Aim -
From the entries below, extract every line that includes the word "price".

═══ Stored rows ═══

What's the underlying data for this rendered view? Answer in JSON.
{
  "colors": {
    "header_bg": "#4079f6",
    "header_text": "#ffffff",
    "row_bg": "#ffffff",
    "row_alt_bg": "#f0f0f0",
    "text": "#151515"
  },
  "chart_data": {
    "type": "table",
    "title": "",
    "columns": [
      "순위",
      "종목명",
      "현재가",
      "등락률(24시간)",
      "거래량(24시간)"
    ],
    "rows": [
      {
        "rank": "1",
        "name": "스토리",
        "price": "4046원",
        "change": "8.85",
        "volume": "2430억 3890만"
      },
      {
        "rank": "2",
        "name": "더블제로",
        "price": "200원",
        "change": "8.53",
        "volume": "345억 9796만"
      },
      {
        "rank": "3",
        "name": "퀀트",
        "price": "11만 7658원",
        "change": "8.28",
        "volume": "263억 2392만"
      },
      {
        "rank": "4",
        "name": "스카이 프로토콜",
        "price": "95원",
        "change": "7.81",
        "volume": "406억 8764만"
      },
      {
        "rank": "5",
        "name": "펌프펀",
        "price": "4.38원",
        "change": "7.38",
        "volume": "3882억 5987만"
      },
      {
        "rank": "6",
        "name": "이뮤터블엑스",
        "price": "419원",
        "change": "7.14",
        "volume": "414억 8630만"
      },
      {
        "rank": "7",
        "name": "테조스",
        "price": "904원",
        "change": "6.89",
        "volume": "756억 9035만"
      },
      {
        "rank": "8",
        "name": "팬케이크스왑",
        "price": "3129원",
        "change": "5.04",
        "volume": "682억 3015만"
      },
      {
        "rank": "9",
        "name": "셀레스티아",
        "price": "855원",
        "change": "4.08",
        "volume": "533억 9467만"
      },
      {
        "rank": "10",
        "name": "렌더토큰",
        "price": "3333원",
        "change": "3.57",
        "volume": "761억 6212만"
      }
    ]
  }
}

═══

The result -
        "price": "4046원",
        "price": "200원",
        "price": "11만 7658원",
        "price": "95원",
        "price": "4.38원",
        "price": "419원",
        "price": "904원",
        "price": "3129원",
        "price": "855원",
        "price": "3333원",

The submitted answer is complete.